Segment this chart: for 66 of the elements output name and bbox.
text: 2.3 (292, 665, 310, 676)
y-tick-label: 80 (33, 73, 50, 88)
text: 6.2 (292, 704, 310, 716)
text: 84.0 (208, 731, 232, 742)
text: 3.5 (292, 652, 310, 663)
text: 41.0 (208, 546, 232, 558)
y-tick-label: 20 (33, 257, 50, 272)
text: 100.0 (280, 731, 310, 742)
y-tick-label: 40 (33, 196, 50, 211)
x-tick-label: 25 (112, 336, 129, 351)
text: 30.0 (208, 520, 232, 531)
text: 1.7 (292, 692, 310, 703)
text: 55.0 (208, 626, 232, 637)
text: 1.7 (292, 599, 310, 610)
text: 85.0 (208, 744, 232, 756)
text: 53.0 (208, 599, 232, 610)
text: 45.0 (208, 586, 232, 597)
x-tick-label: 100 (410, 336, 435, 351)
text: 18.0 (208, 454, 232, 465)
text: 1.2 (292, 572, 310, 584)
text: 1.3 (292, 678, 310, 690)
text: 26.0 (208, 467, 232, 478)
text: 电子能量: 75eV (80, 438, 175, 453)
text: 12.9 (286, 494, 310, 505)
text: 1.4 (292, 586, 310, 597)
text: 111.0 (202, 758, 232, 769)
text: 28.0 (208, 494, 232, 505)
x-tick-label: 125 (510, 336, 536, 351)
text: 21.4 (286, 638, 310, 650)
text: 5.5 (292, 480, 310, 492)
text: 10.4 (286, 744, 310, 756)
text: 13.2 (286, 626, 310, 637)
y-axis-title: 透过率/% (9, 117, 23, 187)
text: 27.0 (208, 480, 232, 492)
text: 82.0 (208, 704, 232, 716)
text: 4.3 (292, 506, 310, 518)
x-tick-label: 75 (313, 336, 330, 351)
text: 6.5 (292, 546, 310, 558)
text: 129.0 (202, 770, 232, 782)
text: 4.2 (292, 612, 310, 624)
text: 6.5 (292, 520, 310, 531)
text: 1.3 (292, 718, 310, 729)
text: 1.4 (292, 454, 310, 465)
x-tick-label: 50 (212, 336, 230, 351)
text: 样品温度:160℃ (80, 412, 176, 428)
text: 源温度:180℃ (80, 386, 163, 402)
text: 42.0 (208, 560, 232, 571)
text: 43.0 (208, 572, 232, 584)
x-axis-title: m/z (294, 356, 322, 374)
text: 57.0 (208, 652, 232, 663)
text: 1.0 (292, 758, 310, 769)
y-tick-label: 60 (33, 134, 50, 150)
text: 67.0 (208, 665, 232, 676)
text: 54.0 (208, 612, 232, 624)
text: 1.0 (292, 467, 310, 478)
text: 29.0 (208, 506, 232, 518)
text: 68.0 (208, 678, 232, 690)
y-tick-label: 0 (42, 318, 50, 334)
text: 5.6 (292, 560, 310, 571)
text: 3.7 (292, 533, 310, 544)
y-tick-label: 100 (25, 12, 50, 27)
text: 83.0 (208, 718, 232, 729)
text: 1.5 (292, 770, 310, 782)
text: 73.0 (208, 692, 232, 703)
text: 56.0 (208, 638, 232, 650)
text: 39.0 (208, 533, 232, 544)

Brief ▸ Please turn every line of the items above into a Markdown table with two columns, Row for the row number and Line for the line itself. Leave out any blank lines.

Reply ▸
| Row | Line |
|---|---|
| 1 | Segment this chart: for 66 of the elements output name and bbox. |
| 2 | text: 2.3 (292, 665, 310, 676) |
| 3 | y-tick-label: 80 (33, 73, 50, 88) |
| 4 | text: 6.2 (292, 704, 310, 716) |
| 5 | text: 84.0 (208, 731, 232, 742) |
| 6 | text: 3.5 (292, 652, 310, 663) |
| 7 | text: 41.0 (208, 546, 232, 558) |
| 8 | y-tick-label: 20 (33, 257, 50, 272) |
| 9 | text: 100.0 (280, 731, 310, 742) |
| 10 | y-tick-label: 40 (33, 196, 50, 211) |
| 11 | x-tick-label: 25 (112, 336, 129, 351) |
| 12 | text: 30.0 (208, 520, 232, 531) |
| 13 | text: 1.7 (292, 692, 310, 703) |
| 14 | text: 55.0 (208, 626, 232, 637) |
| 15 | text: 1.7 (292, 599, 310, 610) |
| 16 | text: 85.0 (208, 744, 232, 756) |
| 17 | text: 53.0 (208, 599, 232, 610) |
| 18 | text: 45.0 (208, 586, 232, 597) |
| 19 | x-tick-label: 100 (410, 336, 435, 351) |
| 20 | text: 18.0 (208, 454, 232, 465) |
| 21 | text: 1.2 (292, 572, 310, 584) |
| 22 | text: 1.3 (292, 678, 310, 690) |
| 23 | text: 26.0 (208, 467, 232, 478) |
| 24 | text: 电子能量: 75eV (80, 438, 175, 453) |
| 25 | text: 12.9 (286, 494, 310, 505) |
| 26 | text: 1.4 (292, 586, 310, 597) |
| 27 | text: 111.0 (202, 758, 232, 769) |
| 28 | text: 28.0 (208, 494, 232, 505) |
| 29 | x-tick-label: 125 (510, 336, 536, 351) |
| 30 | text: 21.4 (286, 638, 310, 650) |
| 31 | text: 5.5 (292, 480, 310, 492) |
| 32 | text: 10.4 (286, 744, 310, 756) |
| 33 | text: 13.2 (286, 626, 310, 637) |
| 34 | y-axis-title: 透过率/% (9, 117, 23, 187) |
| 35 | text: 27.0 (208, 480, 232, 492) |
| 36 | text: 82.0 (208, 704, 232, 716) |
| 37 | text: 4.3 (292, 506, 310, 518) |
| 38 | x-tick-label: 75 (313, 336, 330, 351) |
| 39 | text: 6.5 (292, 546, 310, 558) |
| 40 | text: 129.0 (202, 770, 232, 782) |
| 41 | text: 4.2 (292, 612, 310, 624) |
| 42 | text: 6.5 (292, 520, 310, 531) |
| 43 | text: 1.3 (292, 718, 310, 729) |
| 44 | text: 1.4 (292, 454, 310, 465) |
| 45 | x-tick-label: 50 (212, 336, 230, 351) |
| 46 | text: 样品温度:160℃ (80, 412, 176, 428) |
| 47 | text: 源温度:180℃ (80, 386, 163, 402) |
| 48 | text: 42.0 (208, 560, 232, 571) |
| 49 | text: 43.0 (208, 572, 232, 584) |
| 50 | x-axis-title: m/z (294, 356, 322, 374) |
| 51 | text: 57.0 (208, 652, 232, 663) |
| 52 | text: 1.0 (292, 758, 310, 769) |
| 53 | y-tick-label: 60 (33, 134, 50, 150) |
| 54 | text: 67.0 (208, 665, 232, 676) |
| 55 | text: 54.0 (208, 612, 232, 624) |
| 56 | text: 1.0 (292, 467, 310, 478) |
| 57 | text: 29.0 (208, 506, 232, 518) |
| 58 | text: 68.0 (208, 678, 232, 690) |
| 59 | y-tick-label: 0 (42, 318, 50, 334) |
| 60 | text: 5.6 (292, 560, 310, 571) |
| 61 | text: 3.7 (292, 533, 310, 544) |
| 62 | y-tick-label: 100 (25, 12, 50, 27) |
| 63 | text: 83.0 (208, 718, 232, 729) |
| 64 | text: 1.5 (292, 770, 310, 782) |
| 65 | text: 73.0 (208, 692, 232, 703) |
| 66 | text: 56.0 (208, 638, 232, 650) |
| 67 | text: 39.0 (208, 533, 232, 544) |